[Records from a data collection]
+ + + + + + +

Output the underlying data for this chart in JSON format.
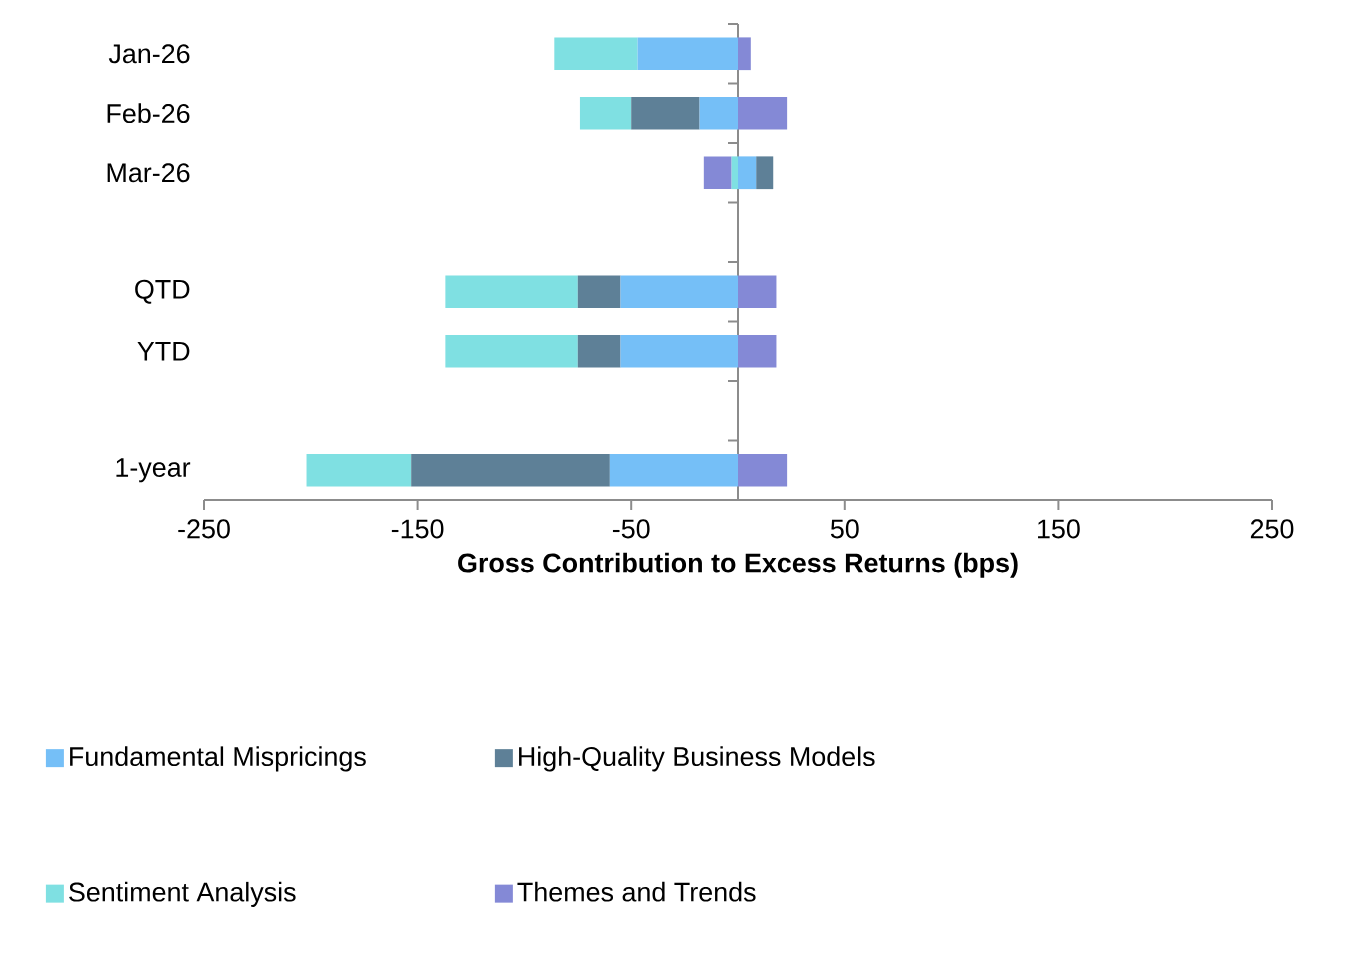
{
  "chart_data": {
    "type": "bar",
    "orientation": "horizontal",
    "stacked": true,
    "categories": [
      "Jan-26",
      "Feb-26",
      "Mar-26",
      null,
      "QTD",
      "YTD",
      null,
      "1-year"
    ],
    "series": [
      {
        "name": "Fundamental Mispricings",
        "color": "#75bff7",
        "values": [
          -47,
          -18,
          8.5,
          null,
          -55,
          -55,
          null,
          -60
        ]
      },
      {
        "name": "High-Quality Business Models",
        "color": "#5e8097",
        "values": [
          0,
          -32,
          8,
          null,
          -20,
          -20,
          null,
          -93
        ]
      },
      {
        "name": "Sentiment Analysis",
        "color": "#7fe0e2",
        "values": [
          -39,
          -24,
          -3,
          null,
          -62,
          -62,
          null,
          -49
        ]
      },
      {
        "name": "Themes and Trends",
        "color": "#8489d6",
        "values": [
          6,
          23,
          -13,
          null,
          18,
          18,
          null,
          23
        ]
      }
    ],
    "xlabel": "Gross Contribution to Excess Returns (bps)",
    "xlim": [
      -250,
      250
    ],
    "xticks": [
      -250,
      -150,
      -50,
      50,
      150,
      250
    ],
    "legend": "bottom"
  }
}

+ + + + + + +

Exercise objective. Search the lines for the string "color" and copy every line that has it.

Solution below.
        "color": "#75bff7",
        "color": "#5e8097",
        "color": "#7fe0e2",
        "color": "#8489d6",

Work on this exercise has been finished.